→ Work to do:
a. In the nonprob documentation, only one of `selection`, `outcome`, or `target` is obligatory besides `data`. Explain why, in one to three sentences.
b. In the nonprob documentation, take the part that opens with the words containing "R/nonprob_documentation.R" and closes with "sample is provided).", and write it out again with "population total" substituted for "population mean".

R/nonprob_documentation.R
In nonprobsvy: Inference Based on Non-Probability Samples

#' @title Inference with non-probability survey samples
#' @author Łukasz Chrostowski, Maciej Beręsewicz, Piotr Chlebicki
#'
#' @description \code{nonprob} function provides an access to the various methods for inference based on non-probability surveys (including big data). The function allows to estimate the population mean based on the access to a reference probability sample (via the `survey` package),  as well as totals or means of covariates.
#'
#' The package implements state-of-the-art approaches recently proposed in the literature: Chen et al. (2020),
#' Yang et al. (2020), Wu (2022) and uses the [Lumley 2004](https://CRAN.R-project.org/package=survey) `survey` package for inference (if a reference probability sample is provided).
#'
#' It provides various inverse probability weighting (e.g. with calibration constraints), mass imputation (e.g. nearest neighbour, predictive mean matching) and doubly robust estimators (e.g. that take into account minimisation of the asymptotic bias of the population mean estimators).
#'
#' The package uses the `survey` package functionality when a probability sample is available.
#'
#' All optional parameters are set to `NULL`. The obligatory ones include `data` as well as one of the following three:
#'  \code{selection}, \code{outcome}, or \code{target} -- depending on which method has been selected.
#'  In the case of \code{outcome} and \code{target} multiple \eqn{y} variables can be specified.

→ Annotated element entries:
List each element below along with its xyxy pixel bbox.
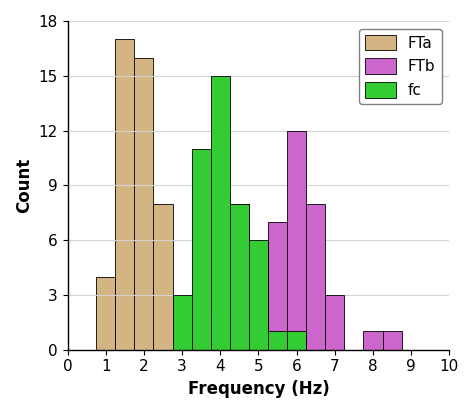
Bar (191, 149, 211, 350)
Bar (115, 39, 134, 350)
Bar (173, 295, 191, 350)
Y-axis label: Count: Count (15, 158, 33, 213)
Bar (96, 277, 115, 350)
Bar (364, 332, 383, 350)
Bar (134, 57, 154, 350)
Bar (230, 204, 249, 350)
Bar (268, 332, 287, 350)
X-axis label: Frequency (Hz): Frequency (Hz) (188, 380, 329, 398)
Bar (325, 295, 345, 350)
Bar (287, 131, 306, 350)
Bar (249, 295, 268, 350)
Bar (306, 204, 325, 350)
Bar (268, 222, 287, 350)
Bar (211, 76, 230, 350)
Bar (191, 313, 211, 350)
Bar (154, 204, 173, 350)
Bar (383, 332, 401, 350)
Bar (287, 332, 306, 350)
Bar (249, 240, 268, 350)
Bar (230, 204, 249, 350)
Legend: FTa, FTb, fc: FTa, FTb, fc (359, 28, 442, 104)
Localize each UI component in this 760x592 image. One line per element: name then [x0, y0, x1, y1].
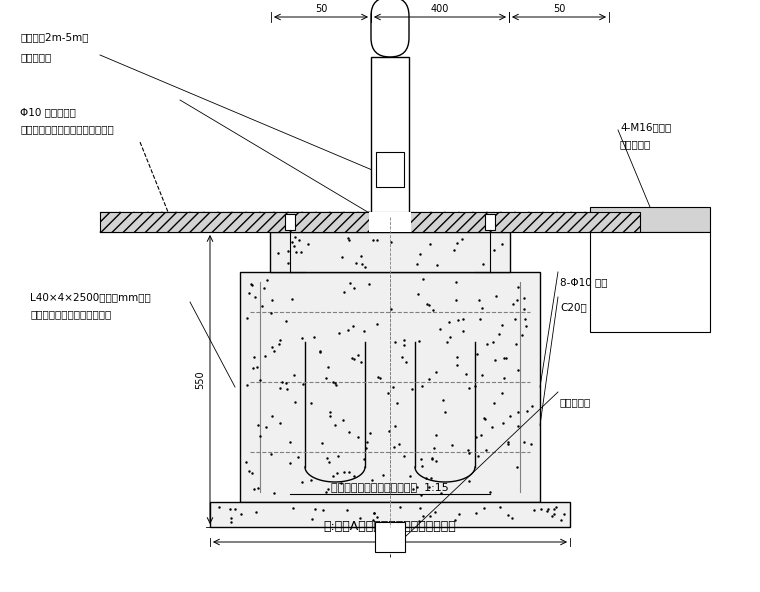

→ Answer list:
a. Which of the three is required depends on the method that has been selected, so a user supplies `selection`, `outcome`, or `target` according to that method, along with the obligatory `data`.

b.
R/nonprob_documentation.R
In nonprobsvy: Inference Based on Non-Probability Samples

#' @title Inference with non-probability survey samples
#' @author Łukasz Chrostowski, Maciej Beręsewicz, Piotr Chlebicki
#'
#' @description \code{nonprob} function provides an access to the various methods for inference based on non-probability surveys (including big data). The function allows to estimate the population total based on the access to a reference probability sample (via the `survey` package),  as well as totals or means of covariates.
#'
#' The package implements state-of-the-art approaches recently proposed in the literature: Chen et al. (2020),
#' Yang et al. (2020), Wu (2022) and uses the [Lumley 2004](https://CRAN.R-project.org/package=survey) `survey` package for inference (if a reference probability sample is provided).